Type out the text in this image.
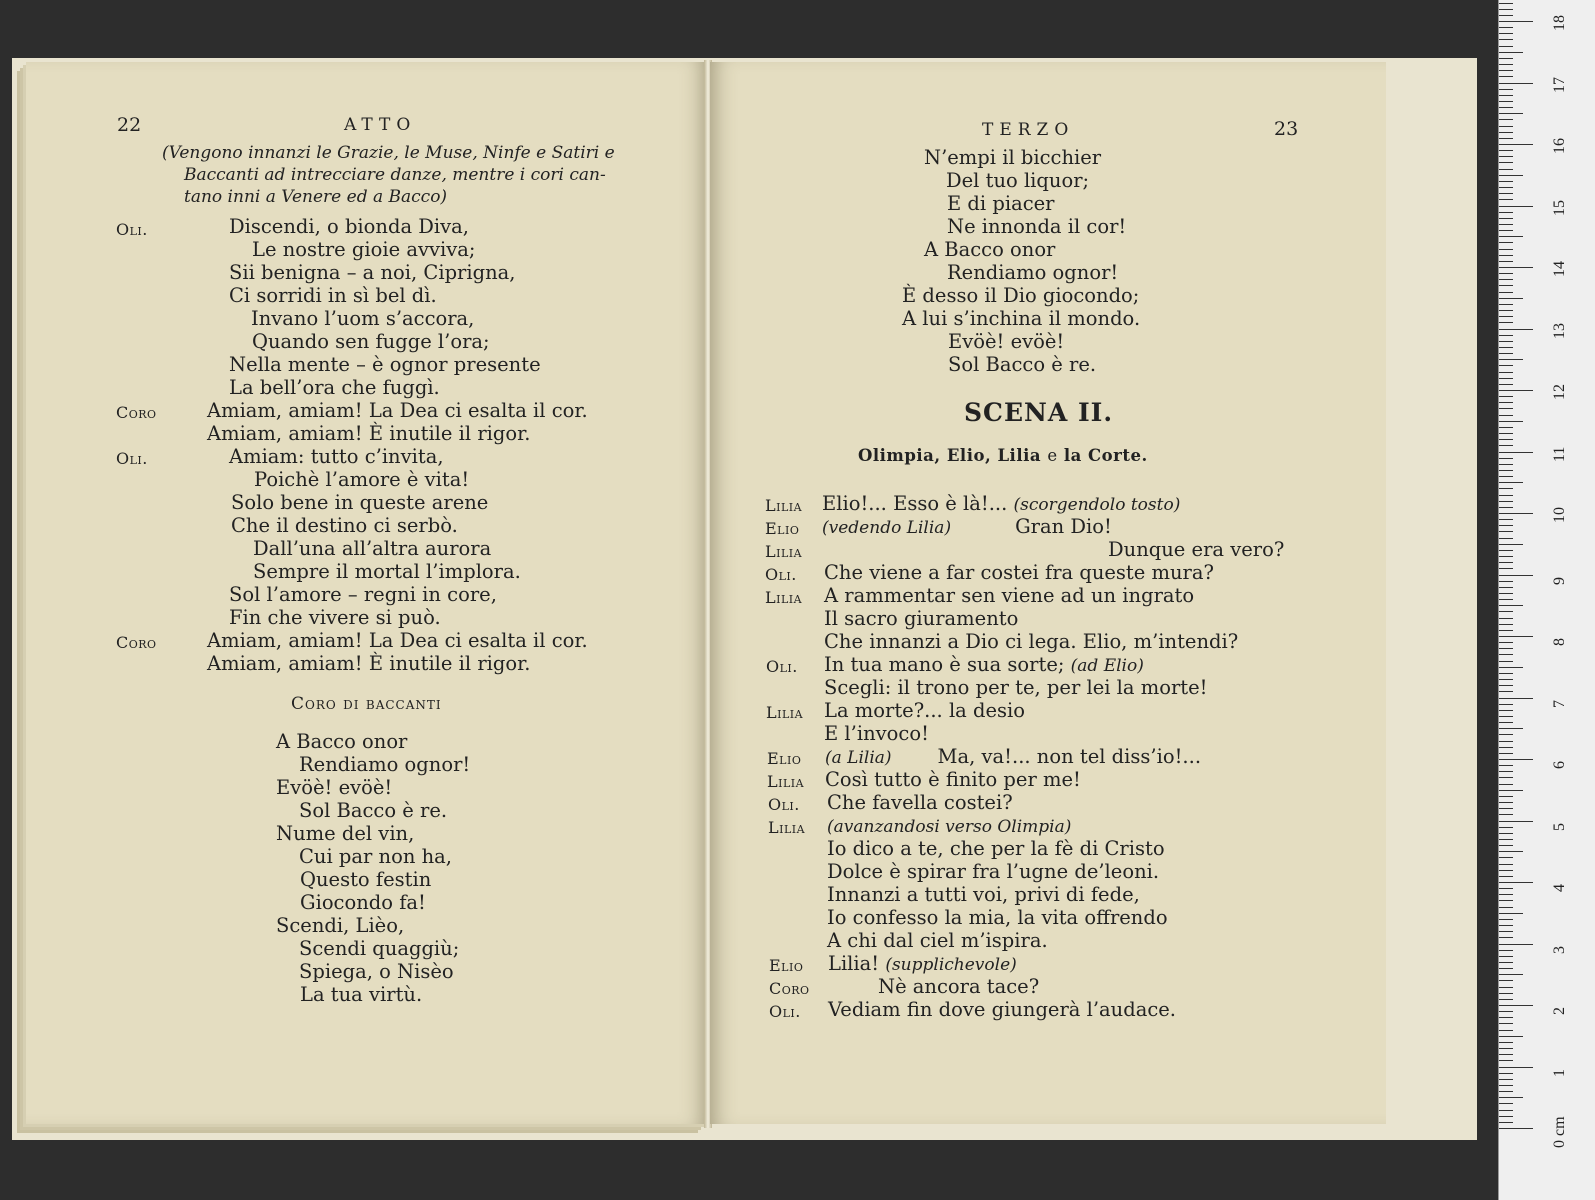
22	ATTO
(Vengono innanzi le Grazie, le Muse, Ninfe e Satiri e
Baccanti ad intrecciare danze, mentre i cori can-
tano inni a Venere ed a Bacco)
Oli.	Discendi, o bionda Diva,
Le nostre gioie avviva;
Sii benigna – a noi, Ciprigna,
Ci sorridi in sì bel dì.
Invano l’uom s’accora,
Quando sen fugge l’ora;
Nella mente – è ognor presente
La bell’ora che fuggì.
Coro	Amiam, amiam! La Dea ci esalta il cor.
Amiam, amiam! È inutile il rigor.
Oli.	Amiam: tutto c’invita,
Poichè l’amore è vita!
Solo bene in queste arene
Che il destino ci serbò.
Dall’una all’altra aurora
Sempre il mortal l’implora.
Sol l’amore – regni in core,
Fin che vivere si può.
Coro	Amiam, amiam! La Dea ci esalta il cor.
Amiam, amiam! È inutile il rigor.
Coro di baccanti
A Bacco onor
Rendiamo ognor!
Evöè! evöè!
Sol Bacco è re.
Nume del vin,
Cui par non ha,
Questo festin
Giocondo fa!
Scendi, Lièo,
Scendi quaggiù;
Spiega, o Nisèo
La tua virtù.
TERZO	23
N’empi il bicchier
Del tuo liquor;
E di piacer
Ne innonda il cor!
A Bacco onor
Rendiamo ognor!
È desso il Dio giocondo;
A lui s’inchina il mondo.
Evöè! evöè!
Sol Bacco è re.
SCENA II.
Olimpia, Elio, Lilia e la Corte.
Lilia Elio!... Esso è là!... (scorgendolo tosto)
Elio (vedendo Lilia)	Gran Dio!
Lilia	Dunque era vero?
Oli. Che viene a far costei fra queste mura?
Lilia A rammentar sen viene ad un ingrato
Il sacro giuramento
Che innanzi a Dio ci lega. Elio, m’intendi?
Oli. In tua mano è sua sorte; (ad Elio)
Scegli: il trono per te, per lei la morte!
Lilia La morte?... la desio
E l’invoco!
Elio (a Lilia) Ma, va!... non tel diss’io!...
Lilia Così tutto è finito per me!
Oli. Che favella costei?
Lilia (avanzandosi verso Olimpia)
Io dico a te, che per la fè di Cristo
Dolce è spirar fra l’ugne de’leoni.
Innanzi a tutti voi, privi di fede,
Io confesso la mia, la vita offrendo
A chi dal ciel m’ispira.
Elio Lilia! (supplichevole)
Coro	Nè ancora tace?
Oli. Vediam fin dove giungerà l’audace.
0 cm
1
2
3
4
5
6
7
8
9
10
11
12
13
14
15
16
17
18
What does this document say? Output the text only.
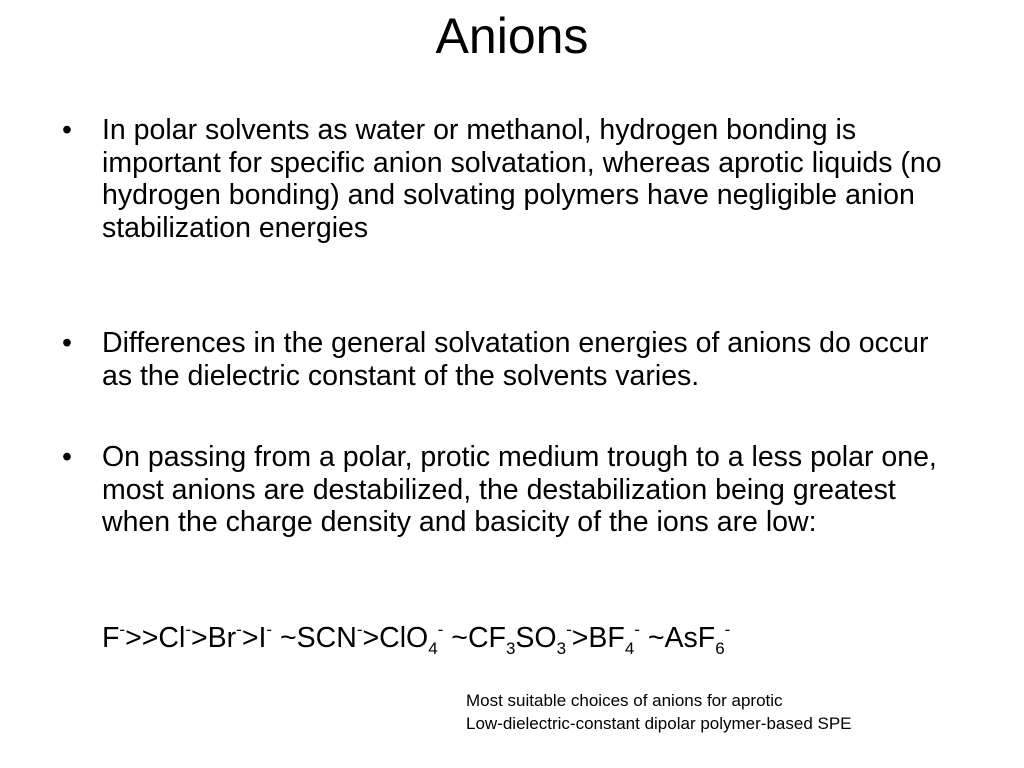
Anions
• In polar solvents as water or methanol, hydrogen bonding is important for specific anion solvatation, whereas aprotic liquids (no hydrogen bonding) and solvating polymers have negligible anion stabilization energies
• Differences in the general solvatation energies of anions do occur as the dielectric constant of the solvents varies.
• On passing from a polar, protic medium trough to a less polar one, most anions are destabilized, the destabilization being greatest when the charge density and basicity of the ions are low:
F->>Cl->Br->I- ~SCN->ClO$_4$- $\sim CF_3SO_3^->BF_4^-$ ~AsF$_6$-
Most suitable choices of anions for aprotic
Low-dielectric-constant dipolar polymer-based SPE
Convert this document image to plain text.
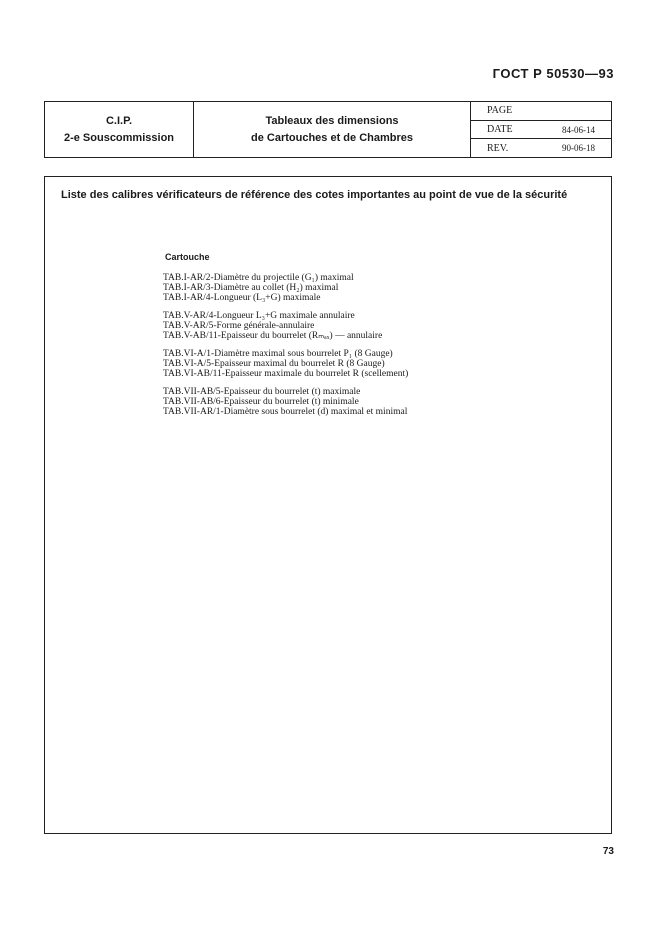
ГОСТ Р 50530—93
C.I.P.
2-e Souscommission
Tableaux des dimensions
de Cartouches et de Chambres
PAGE
DATE	84-06-14
REV.	90-06-18
Liste des calibres vérificateurs de référence des cotes importantes au point de vue de la sécurité
Cartouche
TAB.I-AR/2-Diamètre du projectile (G₁) maximal
TAB.I-AR/3-Diamètre au collet (H₂) maximal
TAB.I-AR/4-Longueur (L₃+G) maximale
TAB.V-AR/4-Longueur L₃+G maximale annulaire
TAB.V-AR/5-Forme générale-annulaire
TAB.V-AB/11-Epaisseur du bourrelet (Rₘₐₓ) — annulaire
TAB.VI-A/1-Diamètre maximal sous bourrelet P₁ (8 Gauge)
TAB.VI-A/5-Epaisseur maximal du bourrelet R (8 Gauge)
TAB.VI-AB/11-Epaisseur maximale du bourrelet R (scellement)
TAB.VII-AB/5-Epaisseur du bourrelet (t) maximale
TAB.VII-AB/6-Epaisseur du bourrelet (t) minimale
TAB.VII-AR/1-Diamètre sous bourrelet (d) maximal et minimal
73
════
» Brief:
Write out every record above exactly as it stands, but leave out the pictures.

» Response to the exercise:
Type out the text in this image.
22	ATTO
(Vengono innanzi le Grazie, le Muse, Ninfe e Satiri e
Baccanti ad intrecciare danze, mentre i cori can-
tano inni a Venere ed a Bacco)
Oli.	Discendi, o bionda Diva,
Le nostre gioie avviva;
Sii benigna – a noi, Ciprigna,
Ci sorridi in sì bel dì.
Invano l’uom s’accora,
Quando sen fugge l’ora;
Nella mente – è ognor presente
La bell’ora che fuggì.
Coro	Amiam, amiam! La Dea ci esalta il cor.
Amiam, amiam! È inutile il rigor.
Oli.	Amiam: tutto c’invita,
Poichè l’amore è vita!
Solo bene in queste arene
Che il destino ci serbò.
Dall’una all’altra aurora
Sempre il mortal l’implora.
Sol l’amore – regni in core,
Fin che vivere si può.
Coro	Amiam, amiam! La Dea ci esalta il cor.
Amiam, amiam! È inutile il rigor.
Coro di baccanti
A Bacco onor
Rendiamo ognor!
Evöè! evöè!
Sol Bacco è re.
Nume del vin,
Cui par non ha,
Questo festin
Giocondo fa!
Scendi, Lièo,
Scendi quaggiù;
Spiega, o Nisèo
La tua virtù.
TERZO	23
N’empi il bicchier
Del tuo liquor;
E di piacer
Ne innonda il cor!
A Bacco onor
Rendiamo ognor!
È desso il Dio giocondo;
A lui s’inchina il mondo.
Evöè! evöè!
Sol Bacco è re.
SCENA II.
Olimpia, Elio, Lilia e la Corte.
Lilia Elio!... Esso è là!... (scorgendolo tosto)
Elio (vedendo Lilia)	Gran Dio!
Lilia	Dunque era vero?
Oli. Che viene a far costei fra queste mura?
Lilia A rammentar sen viene ad un ingrato
Il sacro giuramento
Che innanzi a Dio ci lega. Elio, m’intendi?
Oli. In tua mano è sua sorte; (ad Elio)
Scegli: il trono per te, per lei la morte!
Lilia La morte?... la desio
E l’invoco!
Elio (a Lilia) Ma, va!... non tel diss’io!...
Lilia Così tutto è finito per me!
Oli. Che favella costei?
Lilia (avanzandosi verso Olimpia)
Io dico a te, che per la fè di Cristo
Dolce è spirar fra l’ugne de’leoni.
Innanzi a tutti voi, privi di fede,
Io confesso la mia, la vita offrendo
A chi dal ciel m’ispira.
Elio Lilia! (supplichevole)
Coro	Nè ancora tace?
Oli. Vediam fin dove giungerà l’audace.
0 cm
1
2
3
4
5
6
7
8
9
10
11
12
13
14
15
16
17
18
What does this document say? Output the text only.
Anions
• In polar solvents as water or methanol, hydrogen bonding is important for specific anion solvatation, whereas aprotic liquids (no hydrogen bonding) and solvating polymers have negligible anion stabilization energies
• Differences in the general solvatation energies of anions do occur as the dielectric constant of the solvents varies.
• On passing from a polar, protic medium trough to a less polar one, most anions are destabilized, the destabilization being greatest when the charge density and basicity of the ions are low:
F->>Cl->Br->I- ~SCN->ClO$_4$- $\sim CF_3SO_3^->BF_4^-$ ~AsF$_6$-
Most suitable choices of anions for aprotic
Low-dielectric-constant dipolar polymer-based SPE
Convert this document image to plain text.
ГОСТ Р 50530—93
C.I.P.
2-e Souscommission
Tableaux des dimensions
de Cartouches et de Chambres
PAGE
DATE	84-06-14
REV.	90-06-18
Liste des calibres vérificateurs de référence des cotes importantes au point de vue de la sécurité
Cartouche
TAB.I-AR/2-Diamètre du projectile (G₁) maximal
TAB.I-AR/3-Diamètre au collet (H₂) maximal
TAB.I-AR/4-Longueur (L₃+G) maximale
TAB.V-AR/4-Longueur L₃+G maximale annulaire
TAB.V-AR/5-Forme générale-annulaire
TAB.V-AB/11-Epaisseur du bourrelet (Rₘₐₓ) — annulaire
TAB.VI-A/1-Diamètre maximal sous bourrelet P₁ (8 Gauge)
TAB.VI-A/5-Epaisseur maximal du bourrelet R (8 Gauge)
TAB.VI-AB/11-Epaisseur maximale du bourrelet R (scellement)
TAB.VII-AB/5-Epaisseur du bourrelet (t) maximale
TAB.VII-AB/6-Epaisseur du bourrelet (t) minimale
TAB.VII-AR/1-Diamètre sous bourrelet (d) maximal et minimal
73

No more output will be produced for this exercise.